• Job: Pull each line holding "Slikta" out of the entries below.

======== Input

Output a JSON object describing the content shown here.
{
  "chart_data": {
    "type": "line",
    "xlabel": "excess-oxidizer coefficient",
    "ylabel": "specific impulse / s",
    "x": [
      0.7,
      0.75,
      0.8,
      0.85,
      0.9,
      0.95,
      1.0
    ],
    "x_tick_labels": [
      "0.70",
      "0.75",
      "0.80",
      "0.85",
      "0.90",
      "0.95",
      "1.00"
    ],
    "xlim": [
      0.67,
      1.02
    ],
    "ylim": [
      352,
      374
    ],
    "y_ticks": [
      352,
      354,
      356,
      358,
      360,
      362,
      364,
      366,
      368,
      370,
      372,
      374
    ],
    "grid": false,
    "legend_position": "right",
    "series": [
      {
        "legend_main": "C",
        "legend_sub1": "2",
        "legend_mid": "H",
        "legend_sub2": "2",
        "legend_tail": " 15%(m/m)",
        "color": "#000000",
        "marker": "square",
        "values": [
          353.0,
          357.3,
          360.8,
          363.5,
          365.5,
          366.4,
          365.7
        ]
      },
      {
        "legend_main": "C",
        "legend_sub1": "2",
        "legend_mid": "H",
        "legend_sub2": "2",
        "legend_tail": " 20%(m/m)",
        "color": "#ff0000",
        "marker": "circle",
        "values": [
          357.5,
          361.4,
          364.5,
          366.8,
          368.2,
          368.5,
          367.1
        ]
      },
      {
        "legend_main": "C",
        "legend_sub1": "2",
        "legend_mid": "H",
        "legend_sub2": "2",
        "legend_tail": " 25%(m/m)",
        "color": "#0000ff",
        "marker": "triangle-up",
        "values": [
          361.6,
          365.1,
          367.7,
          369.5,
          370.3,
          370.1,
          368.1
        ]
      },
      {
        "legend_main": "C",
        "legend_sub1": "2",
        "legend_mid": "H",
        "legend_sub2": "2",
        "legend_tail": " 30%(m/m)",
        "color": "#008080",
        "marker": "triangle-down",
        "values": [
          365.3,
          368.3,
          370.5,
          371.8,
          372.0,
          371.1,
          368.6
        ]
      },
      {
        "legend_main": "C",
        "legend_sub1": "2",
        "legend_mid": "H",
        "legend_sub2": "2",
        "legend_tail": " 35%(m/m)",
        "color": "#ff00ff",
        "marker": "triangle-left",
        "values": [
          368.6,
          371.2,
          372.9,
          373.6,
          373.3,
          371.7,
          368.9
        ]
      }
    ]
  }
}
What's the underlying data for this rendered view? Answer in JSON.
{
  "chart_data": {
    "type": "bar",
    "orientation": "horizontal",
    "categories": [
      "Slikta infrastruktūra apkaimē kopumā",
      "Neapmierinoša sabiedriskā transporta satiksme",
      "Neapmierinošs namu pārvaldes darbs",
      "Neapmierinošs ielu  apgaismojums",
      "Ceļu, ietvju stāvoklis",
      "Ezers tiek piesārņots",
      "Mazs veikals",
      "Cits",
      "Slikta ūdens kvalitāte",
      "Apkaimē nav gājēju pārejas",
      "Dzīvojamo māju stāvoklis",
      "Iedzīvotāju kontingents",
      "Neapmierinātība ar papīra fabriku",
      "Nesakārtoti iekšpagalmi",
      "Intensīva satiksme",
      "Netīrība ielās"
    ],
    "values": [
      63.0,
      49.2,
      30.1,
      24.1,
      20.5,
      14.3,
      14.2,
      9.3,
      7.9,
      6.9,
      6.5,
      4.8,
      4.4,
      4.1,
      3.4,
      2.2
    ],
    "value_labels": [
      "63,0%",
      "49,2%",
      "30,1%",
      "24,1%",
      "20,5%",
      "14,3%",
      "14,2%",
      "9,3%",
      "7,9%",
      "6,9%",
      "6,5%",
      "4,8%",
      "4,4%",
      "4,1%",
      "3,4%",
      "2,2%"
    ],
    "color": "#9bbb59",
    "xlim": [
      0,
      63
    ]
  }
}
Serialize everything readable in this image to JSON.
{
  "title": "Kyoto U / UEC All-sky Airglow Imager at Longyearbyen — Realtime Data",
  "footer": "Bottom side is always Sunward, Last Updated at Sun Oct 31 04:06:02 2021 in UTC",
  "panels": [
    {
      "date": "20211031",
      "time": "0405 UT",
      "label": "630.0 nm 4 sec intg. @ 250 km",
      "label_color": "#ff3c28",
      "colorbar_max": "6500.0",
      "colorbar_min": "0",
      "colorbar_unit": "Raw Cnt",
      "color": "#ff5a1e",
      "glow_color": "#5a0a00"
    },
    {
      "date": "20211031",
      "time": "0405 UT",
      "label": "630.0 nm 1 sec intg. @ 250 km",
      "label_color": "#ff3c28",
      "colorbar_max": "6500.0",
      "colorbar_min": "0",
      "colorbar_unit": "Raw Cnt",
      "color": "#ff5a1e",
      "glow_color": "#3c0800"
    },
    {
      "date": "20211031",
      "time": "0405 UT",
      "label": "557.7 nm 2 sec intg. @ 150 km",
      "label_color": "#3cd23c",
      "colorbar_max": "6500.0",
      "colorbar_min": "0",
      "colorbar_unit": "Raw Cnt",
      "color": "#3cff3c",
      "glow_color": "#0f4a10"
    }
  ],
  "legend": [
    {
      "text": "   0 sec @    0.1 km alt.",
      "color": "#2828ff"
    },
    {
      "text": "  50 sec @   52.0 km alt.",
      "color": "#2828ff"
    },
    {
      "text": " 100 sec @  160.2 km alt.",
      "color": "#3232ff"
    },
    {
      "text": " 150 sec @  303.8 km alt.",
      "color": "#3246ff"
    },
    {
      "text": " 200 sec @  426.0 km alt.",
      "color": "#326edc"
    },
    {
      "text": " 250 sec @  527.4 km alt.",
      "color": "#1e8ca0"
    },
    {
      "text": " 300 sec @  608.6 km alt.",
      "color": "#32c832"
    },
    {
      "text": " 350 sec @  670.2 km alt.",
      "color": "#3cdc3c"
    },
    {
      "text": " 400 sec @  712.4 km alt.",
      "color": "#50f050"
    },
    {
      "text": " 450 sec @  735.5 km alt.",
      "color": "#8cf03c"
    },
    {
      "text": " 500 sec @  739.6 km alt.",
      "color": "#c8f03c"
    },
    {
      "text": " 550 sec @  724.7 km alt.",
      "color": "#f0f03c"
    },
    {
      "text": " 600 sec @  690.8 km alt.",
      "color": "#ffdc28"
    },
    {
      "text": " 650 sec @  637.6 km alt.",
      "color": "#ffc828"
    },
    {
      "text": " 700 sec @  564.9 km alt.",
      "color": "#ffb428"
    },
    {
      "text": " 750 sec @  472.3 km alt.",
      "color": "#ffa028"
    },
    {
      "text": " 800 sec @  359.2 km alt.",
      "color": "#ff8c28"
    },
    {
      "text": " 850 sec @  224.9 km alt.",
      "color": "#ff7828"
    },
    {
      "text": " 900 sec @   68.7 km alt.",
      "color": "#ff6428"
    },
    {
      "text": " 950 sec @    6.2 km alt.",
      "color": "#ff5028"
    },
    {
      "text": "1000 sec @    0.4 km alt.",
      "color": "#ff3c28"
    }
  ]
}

================

• Correct output:
      "Slikta infrastruktūra apkaimē kopumā",
      "Slikta ūdens kvalitāte",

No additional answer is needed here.